Provided passage ::
________________________________________
Anybody who looks at the new iPad side by side with any Android tablet on the market (except maybe the Samsung Galaxy Tab 7.7 with its Super AMOLED Plus screen and 196PPI screen) will love the iPad and probably reject the Android tablet. The difference is truly remarkable, particularly if you use a tablet for text—which on the iPad looks like a nicely printed magazine. I think Android Ice Cream Sandwich is a superior tablet operating system, but I keep getting dragged back to the iPad because of that screen. It’s a testament to just how brilliant Apple is (and also what having $100 billion in the bank can do for creating a supply chain advantage, but that’s a different discussion).

The Ecosystem Really Is Better
My second reason I’m changing my mind is that the app disparity between the iPad and Android tablets is much, much larger than I suspected. With only a few exceptions, apps on the iPad are not only vastly more plentiful, they’re also better. If you’re lucky, you might be able to find all the tablet-optimized apps you need for Android tablets, but then you’ll miss out on all of the cool, useful, and just plain fun apps that you probably don’t even know existed. Whether it’s inherent in the design of iOS or whether it was a conscious decision on Apple’s part, iPhone apps don’t work very well on the iPad, which forces developers to make iPad versions. Compare this to Android, where smartphone apps kind of, sort of work on Android tablets but look bad and are much less functional. The difference is palpable.

Also, Google should be ashamed of how hard it is to find what good tablet apps there are in Google Play. Go into the App Store, and you’re automatically presented with iPad apps where available (and mostly, they are). Do a search, you’re giving iPad apps as the result. Look at feature apps lists, and iPad apps are at the top. The App Store assumes that, since you’re using an iPad, you’ll be interested in iPad apps. Google Play acts like it couldn’t care less what you’re using, and maybe that’s because there just aren’t that many tablet-optimized apps to show off.

So, What Now?
Future Android tablets will have higher resolution screens, such as the upcoming ASUS Transformer Infinity TF700. I can’t wait to see them, because frankly no Android tablet on the market today can compete with the iPad, even at a lower price. And, perhaps once a larger percentage of Android devices run Ice Cream Sandwich, we’ll see more developers writing apps that can take advantage of a tablet’s screen real estate. I certainly hope so, because I’m already making an investment in the iPad app ecosystem.

If both of these happen soon enough, and Android tablet makers follow my advice and compete strongly on price, then the Android tablet might have a prayer of becoming a real player. If not, then I’m afraid that the combination of the iPad and Windows 8 tablets (a true dark horse if there ever was one) might be too much to overcome. And if people are buying iPads and Windows 8 tablets, will that spill over into the smartphone market?

It’s becoming more and more apparent that 2012 will make or break Android, and I do hope Google and Android manufacturers can turn things around. Otherwise, 2013 might be the year when Apple and Microsoft start digging Android’s grave.
________________________________________
Document structure recognition data:
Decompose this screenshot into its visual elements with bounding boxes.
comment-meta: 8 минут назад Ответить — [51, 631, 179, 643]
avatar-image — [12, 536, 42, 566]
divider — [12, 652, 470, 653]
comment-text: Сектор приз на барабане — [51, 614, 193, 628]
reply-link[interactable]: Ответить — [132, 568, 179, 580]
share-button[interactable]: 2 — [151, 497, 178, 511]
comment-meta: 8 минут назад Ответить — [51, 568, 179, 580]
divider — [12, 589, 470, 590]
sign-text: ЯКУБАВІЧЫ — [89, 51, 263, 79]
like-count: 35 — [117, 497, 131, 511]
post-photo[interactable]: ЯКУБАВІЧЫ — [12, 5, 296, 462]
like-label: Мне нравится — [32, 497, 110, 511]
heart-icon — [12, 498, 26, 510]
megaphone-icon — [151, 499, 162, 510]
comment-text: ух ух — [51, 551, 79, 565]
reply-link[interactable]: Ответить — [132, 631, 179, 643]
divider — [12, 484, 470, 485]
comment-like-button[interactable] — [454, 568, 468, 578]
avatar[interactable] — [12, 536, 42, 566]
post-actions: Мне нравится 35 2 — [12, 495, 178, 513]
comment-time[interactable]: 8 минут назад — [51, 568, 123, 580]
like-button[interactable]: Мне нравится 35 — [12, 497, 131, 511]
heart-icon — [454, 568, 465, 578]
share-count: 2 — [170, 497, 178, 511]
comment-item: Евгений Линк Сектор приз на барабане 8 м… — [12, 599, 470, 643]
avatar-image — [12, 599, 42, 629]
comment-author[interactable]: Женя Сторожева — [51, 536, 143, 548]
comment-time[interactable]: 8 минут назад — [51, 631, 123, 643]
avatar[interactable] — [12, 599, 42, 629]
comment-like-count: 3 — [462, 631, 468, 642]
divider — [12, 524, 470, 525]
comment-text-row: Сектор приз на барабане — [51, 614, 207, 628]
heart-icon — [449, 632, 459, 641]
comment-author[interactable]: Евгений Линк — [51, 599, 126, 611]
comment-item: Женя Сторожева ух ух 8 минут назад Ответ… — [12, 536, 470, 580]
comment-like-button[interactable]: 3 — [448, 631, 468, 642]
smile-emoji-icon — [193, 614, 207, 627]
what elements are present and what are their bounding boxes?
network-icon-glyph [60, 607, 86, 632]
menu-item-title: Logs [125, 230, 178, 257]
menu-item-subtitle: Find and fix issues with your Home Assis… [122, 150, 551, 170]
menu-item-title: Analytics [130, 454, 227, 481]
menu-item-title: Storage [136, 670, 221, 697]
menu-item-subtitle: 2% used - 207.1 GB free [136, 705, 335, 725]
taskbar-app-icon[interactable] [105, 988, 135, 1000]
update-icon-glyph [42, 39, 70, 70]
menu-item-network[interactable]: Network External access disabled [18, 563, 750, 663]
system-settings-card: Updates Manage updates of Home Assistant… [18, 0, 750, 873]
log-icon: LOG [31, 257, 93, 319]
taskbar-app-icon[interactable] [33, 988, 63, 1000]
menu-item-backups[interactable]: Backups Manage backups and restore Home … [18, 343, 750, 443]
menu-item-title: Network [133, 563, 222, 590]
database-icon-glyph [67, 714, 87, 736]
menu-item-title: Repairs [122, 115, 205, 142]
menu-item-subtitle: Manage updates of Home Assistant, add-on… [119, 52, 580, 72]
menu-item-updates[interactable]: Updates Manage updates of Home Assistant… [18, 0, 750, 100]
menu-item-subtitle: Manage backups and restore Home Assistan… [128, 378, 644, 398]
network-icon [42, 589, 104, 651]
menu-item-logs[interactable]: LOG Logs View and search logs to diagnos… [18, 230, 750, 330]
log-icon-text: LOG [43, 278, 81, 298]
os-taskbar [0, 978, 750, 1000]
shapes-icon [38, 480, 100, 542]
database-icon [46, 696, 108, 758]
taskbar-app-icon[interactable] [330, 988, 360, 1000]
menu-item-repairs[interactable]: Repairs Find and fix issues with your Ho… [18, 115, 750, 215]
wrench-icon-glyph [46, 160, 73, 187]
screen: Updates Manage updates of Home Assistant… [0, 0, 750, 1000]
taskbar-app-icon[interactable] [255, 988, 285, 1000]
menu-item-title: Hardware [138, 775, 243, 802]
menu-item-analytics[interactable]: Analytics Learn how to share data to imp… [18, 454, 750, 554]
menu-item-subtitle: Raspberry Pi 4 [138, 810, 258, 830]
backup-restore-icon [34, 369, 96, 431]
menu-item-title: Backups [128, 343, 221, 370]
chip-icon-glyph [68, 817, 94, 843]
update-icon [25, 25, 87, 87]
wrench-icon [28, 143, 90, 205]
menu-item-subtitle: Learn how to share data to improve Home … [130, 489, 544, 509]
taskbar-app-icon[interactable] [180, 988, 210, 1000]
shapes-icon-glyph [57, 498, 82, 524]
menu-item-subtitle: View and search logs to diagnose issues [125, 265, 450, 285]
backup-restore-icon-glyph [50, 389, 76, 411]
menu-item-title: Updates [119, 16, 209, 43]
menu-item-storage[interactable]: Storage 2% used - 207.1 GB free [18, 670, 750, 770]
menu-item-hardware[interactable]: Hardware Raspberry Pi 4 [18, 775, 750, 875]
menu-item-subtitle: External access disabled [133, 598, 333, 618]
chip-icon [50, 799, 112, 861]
________________________________________
In the passage about the iPad and Android tablets above, retype word for word the part that opens with the words "If both of these" and closes with "the smartphone market?".

Response ::
If both of these happen soon enough, and Android tablet makers follow my advice and compete strongly on price, then the Android tablet might have a prayer of becoming a real player. If not, then I’m afraid that the combination of the iPad and Windows 8 tablets (a true dark horse if there ever was one) might be too much to overcome. And if people are buying iPads and Windows 8 tablets, will that spill over into the smartphone market?